══ GIVEN ENTRIES

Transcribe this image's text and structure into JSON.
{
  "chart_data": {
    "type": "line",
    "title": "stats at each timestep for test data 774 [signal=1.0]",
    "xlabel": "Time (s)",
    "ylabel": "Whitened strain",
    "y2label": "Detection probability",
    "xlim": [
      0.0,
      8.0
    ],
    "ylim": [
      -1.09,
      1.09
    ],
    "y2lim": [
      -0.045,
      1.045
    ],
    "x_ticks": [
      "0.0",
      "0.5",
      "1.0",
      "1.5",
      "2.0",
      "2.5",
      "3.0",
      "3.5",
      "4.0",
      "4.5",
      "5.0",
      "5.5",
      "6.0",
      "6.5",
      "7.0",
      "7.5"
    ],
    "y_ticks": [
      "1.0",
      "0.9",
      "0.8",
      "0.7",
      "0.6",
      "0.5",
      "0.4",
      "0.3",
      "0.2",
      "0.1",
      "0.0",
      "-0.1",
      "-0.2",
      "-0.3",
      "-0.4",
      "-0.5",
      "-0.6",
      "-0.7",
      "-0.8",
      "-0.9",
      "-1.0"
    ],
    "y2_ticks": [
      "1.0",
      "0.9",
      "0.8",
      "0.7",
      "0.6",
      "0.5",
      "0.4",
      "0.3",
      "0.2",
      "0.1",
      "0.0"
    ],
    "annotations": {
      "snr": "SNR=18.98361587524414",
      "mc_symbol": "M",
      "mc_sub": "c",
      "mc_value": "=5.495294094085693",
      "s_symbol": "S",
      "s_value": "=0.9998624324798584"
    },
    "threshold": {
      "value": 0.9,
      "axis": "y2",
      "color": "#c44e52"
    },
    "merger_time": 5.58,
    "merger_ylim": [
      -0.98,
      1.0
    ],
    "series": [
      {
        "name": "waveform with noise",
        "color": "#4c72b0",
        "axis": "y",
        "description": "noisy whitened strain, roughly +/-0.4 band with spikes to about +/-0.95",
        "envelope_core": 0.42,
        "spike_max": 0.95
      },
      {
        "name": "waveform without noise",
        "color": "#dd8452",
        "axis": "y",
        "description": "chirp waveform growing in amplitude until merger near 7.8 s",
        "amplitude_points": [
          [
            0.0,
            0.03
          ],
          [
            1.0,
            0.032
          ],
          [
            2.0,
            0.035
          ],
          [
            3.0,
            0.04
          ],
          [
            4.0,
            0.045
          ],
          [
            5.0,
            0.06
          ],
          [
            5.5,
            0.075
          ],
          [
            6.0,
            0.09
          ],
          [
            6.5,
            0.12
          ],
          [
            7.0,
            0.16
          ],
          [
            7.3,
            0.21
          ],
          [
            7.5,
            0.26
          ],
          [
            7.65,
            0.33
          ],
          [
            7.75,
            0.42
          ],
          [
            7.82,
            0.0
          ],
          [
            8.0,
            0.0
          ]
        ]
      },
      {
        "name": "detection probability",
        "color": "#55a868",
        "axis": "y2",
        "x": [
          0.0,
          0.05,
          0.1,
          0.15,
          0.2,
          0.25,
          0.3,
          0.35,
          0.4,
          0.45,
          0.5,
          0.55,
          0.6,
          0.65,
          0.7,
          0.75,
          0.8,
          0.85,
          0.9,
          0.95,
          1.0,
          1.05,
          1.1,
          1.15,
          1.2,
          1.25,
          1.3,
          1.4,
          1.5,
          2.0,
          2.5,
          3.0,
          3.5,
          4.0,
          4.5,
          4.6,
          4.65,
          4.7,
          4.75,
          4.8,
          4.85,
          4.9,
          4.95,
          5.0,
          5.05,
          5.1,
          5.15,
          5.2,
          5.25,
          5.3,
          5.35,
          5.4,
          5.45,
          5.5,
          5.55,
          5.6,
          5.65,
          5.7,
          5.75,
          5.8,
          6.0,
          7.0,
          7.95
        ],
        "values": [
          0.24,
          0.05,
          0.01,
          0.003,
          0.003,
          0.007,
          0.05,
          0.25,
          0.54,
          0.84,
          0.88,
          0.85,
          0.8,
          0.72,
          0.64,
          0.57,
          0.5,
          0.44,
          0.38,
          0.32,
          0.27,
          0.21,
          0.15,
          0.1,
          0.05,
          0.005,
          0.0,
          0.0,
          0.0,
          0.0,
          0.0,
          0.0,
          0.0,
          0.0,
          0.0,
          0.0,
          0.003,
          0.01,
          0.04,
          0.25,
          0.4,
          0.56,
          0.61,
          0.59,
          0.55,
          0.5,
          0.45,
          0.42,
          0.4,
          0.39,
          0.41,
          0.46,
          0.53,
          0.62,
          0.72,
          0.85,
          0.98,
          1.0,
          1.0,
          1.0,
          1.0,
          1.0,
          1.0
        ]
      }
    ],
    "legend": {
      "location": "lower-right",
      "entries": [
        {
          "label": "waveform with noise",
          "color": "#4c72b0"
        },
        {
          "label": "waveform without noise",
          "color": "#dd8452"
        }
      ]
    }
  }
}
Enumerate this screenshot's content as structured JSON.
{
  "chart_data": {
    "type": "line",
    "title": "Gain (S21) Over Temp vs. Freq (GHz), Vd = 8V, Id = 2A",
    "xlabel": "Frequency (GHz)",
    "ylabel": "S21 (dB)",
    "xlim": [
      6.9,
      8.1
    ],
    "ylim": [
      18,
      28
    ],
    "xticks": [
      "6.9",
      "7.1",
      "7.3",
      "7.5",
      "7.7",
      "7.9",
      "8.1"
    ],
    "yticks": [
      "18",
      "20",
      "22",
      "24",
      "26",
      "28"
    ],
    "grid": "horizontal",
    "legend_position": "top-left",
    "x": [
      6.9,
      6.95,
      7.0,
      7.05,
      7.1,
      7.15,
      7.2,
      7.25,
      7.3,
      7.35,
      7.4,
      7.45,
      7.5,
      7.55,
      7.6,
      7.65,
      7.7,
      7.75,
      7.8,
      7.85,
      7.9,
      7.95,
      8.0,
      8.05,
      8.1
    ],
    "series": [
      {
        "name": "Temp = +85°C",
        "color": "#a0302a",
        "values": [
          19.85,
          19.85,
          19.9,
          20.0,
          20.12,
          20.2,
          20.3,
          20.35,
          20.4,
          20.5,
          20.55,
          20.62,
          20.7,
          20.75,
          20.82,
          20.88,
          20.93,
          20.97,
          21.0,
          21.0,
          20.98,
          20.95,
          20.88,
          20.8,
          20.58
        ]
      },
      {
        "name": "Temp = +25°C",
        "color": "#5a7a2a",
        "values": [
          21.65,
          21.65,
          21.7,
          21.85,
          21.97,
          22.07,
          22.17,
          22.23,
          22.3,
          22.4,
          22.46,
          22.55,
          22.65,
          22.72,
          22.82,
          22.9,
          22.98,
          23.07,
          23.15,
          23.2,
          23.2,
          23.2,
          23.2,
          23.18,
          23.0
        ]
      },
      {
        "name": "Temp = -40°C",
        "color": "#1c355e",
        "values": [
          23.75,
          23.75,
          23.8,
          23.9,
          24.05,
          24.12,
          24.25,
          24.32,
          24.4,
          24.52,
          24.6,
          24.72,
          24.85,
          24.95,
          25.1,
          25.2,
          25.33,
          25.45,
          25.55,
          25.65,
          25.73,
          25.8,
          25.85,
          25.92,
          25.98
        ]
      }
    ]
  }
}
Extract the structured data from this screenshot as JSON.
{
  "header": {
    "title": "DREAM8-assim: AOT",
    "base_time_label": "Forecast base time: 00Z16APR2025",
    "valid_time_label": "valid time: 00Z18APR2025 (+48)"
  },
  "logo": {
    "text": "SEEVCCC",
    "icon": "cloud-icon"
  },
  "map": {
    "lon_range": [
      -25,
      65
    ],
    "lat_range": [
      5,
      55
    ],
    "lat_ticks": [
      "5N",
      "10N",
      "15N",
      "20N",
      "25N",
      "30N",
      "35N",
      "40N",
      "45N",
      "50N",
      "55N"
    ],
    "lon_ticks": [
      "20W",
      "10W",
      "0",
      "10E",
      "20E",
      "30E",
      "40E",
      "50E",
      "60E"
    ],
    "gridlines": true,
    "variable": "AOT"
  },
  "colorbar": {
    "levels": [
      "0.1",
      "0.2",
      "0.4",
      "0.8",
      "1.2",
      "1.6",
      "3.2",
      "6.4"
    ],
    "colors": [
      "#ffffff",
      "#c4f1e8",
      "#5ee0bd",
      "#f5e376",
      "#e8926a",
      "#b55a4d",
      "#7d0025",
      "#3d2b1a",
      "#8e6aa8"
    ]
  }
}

════

In the records above, locate each line with the word "this". Copy all such lines.

EXERCISE RESPONSE:
Transcribe this image's text and structure into JSON.
Enumerate this screenshot's content as structured JSON.
Extract the structured data from this screenshot as JSON.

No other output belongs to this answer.